◆ What is being asked: Copy out each line of the data that holds the word "البرز".

◆ Supplied material:
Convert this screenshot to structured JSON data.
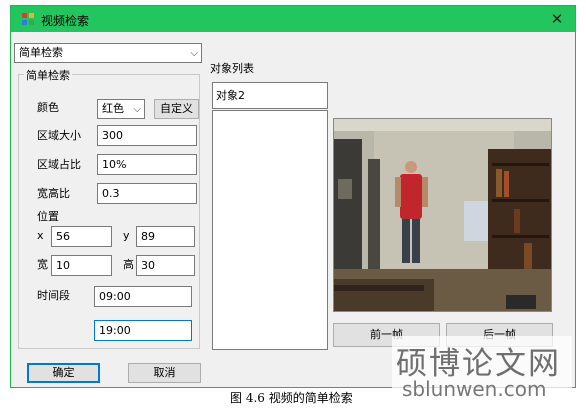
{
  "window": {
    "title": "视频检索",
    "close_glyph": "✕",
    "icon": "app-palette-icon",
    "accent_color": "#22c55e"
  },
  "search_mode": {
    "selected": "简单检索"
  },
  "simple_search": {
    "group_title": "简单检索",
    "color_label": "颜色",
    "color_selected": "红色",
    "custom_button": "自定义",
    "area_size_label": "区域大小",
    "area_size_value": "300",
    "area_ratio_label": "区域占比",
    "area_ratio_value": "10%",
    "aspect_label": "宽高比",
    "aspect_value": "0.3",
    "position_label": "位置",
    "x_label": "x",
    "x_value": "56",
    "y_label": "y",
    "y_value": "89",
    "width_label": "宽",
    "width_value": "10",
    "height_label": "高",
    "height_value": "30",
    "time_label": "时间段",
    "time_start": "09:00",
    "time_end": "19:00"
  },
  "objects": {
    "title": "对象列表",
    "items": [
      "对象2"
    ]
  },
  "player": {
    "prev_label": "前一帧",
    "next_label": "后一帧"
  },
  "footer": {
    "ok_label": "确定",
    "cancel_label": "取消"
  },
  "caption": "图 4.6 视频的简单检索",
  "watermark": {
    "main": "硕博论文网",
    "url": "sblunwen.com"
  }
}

---

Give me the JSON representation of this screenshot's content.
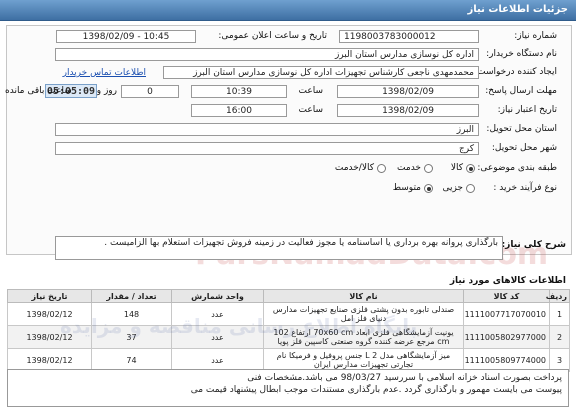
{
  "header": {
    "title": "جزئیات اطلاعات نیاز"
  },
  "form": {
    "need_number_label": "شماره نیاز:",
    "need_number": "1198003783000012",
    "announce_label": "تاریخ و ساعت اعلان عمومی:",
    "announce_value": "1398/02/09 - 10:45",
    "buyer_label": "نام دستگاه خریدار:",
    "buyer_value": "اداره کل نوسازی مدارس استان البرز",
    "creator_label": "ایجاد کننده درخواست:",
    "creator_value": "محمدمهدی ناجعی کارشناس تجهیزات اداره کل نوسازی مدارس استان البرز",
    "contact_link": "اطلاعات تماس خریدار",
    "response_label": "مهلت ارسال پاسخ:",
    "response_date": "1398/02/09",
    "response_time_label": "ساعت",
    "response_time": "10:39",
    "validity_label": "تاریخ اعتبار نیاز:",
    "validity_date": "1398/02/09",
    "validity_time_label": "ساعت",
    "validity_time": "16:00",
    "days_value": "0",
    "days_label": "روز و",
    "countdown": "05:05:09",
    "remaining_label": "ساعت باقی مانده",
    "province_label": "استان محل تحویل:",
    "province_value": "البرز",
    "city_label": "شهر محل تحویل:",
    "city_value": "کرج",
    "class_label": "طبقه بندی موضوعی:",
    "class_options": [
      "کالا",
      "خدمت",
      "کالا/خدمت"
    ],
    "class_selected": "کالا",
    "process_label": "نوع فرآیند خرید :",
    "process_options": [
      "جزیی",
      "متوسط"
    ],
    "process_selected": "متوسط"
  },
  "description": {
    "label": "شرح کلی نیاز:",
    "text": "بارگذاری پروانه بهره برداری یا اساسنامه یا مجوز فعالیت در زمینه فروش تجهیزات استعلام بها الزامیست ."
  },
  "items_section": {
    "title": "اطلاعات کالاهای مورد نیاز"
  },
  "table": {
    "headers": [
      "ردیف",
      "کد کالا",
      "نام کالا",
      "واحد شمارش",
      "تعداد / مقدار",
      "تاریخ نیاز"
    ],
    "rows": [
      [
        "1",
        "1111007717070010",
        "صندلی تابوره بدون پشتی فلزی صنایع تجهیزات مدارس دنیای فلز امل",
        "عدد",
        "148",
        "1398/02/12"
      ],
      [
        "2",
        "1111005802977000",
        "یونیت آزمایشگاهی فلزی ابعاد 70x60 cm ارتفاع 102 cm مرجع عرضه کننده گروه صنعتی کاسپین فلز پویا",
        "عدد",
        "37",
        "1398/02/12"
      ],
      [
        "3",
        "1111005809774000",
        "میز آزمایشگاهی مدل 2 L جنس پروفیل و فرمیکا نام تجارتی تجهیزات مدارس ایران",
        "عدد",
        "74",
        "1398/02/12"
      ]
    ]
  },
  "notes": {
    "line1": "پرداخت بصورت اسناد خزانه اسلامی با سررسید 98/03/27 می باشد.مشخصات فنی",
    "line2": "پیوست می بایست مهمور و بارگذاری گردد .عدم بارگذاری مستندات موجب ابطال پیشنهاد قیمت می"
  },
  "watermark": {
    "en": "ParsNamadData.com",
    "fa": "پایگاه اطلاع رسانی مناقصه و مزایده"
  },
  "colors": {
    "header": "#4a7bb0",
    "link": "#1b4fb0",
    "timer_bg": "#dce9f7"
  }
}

◆ Solved exercise:
    "buyer_value": "اداره کل نوسازی مدارس استان البرز",
    "creator_value": "محمدمهدی ناجعی کارشناس تجهیزات اداره کل نوسازی مدارس استان البرز",
    "province_value": "البرز",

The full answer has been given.